Record excerpts:
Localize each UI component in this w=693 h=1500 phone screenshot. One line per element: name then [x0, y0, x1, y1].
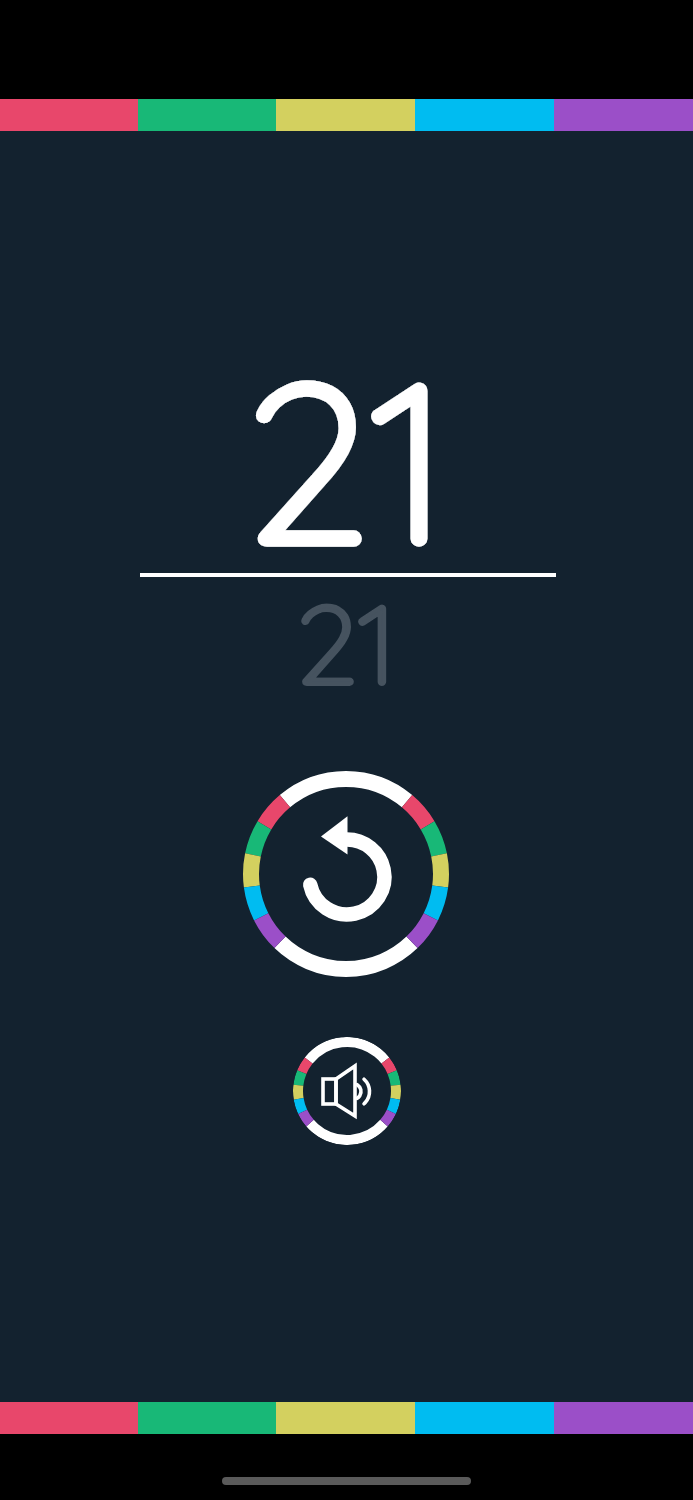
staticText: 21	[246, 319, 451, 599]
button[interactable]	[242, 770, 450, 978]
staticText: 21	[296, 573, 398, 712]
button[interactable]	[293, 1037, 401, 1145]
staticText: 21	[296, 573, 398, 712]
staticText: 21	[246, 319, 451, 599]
...
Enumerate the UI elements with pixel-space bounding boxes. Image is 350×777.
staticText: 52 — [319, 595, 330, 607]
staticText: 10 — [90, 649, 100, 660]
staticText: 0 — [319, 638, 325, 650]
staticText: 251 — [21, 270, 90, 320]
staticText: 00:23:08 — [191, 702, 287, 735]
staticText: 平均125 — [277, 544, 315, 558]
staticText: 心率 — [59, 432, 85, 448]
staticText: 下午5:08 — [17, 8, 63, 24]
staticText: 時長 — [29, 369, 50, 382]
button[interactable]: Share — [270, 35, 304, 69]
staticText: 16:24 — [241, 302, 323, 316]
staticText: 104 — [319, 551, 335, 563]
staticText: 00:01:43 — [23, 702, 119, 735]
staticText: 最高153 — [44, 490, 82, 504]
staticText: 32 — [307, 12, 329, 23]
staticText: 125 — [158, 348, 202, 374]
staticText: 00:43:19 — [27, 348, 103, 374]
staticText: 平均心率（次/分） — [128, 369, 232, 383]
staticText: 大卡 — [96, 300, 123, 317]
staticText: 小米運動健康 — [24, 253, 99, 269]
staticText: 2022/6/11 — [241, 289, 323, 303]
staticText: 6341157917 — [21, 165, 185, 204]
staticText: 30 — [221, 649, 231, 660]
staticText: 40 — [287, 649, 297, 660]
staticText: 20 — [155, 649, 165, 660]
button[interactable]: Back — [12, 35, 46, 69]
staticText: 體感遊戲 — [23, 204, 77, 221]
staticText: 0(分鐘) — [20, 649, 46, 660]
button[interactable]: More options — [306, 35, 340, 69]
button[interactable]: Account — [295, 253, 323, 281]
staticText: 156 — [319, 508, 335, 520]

Work instructions:
Repeat the records starting at the line that contains "Enumerate the UI" and ending at the line that contains "staticText: 104 — [319, 551, 335, 563]", both of those lines included.

Complete output:
Enumerate the UI elements with pixel-space bounding boxes. Image is 350×777.
staticText: 52 — [319, 595, 330, 607]
staticText: 10 — [90, 649, 100, 660]
staticText: 0 — [319, 638, 325, 650]
staticText: 251 — [21, 270, 90, 320]
staticText: 00:23:08 — [191, 702, 287, 735]
staticText: 平均125 — [277, 544, 315, 558]
staticText: 心率 — [59, 432, 85, 448]
staticText: 下午5:08 — [17, 8, 63, 24]
staticText: 時長 — [29, 369, 50, 382]
button[interactable]: Share — [270, 35, 304, 69]
staticText: 16:24 — [241, 302, 323, 316]
staticText: 104 — [319, 551, 335, 563]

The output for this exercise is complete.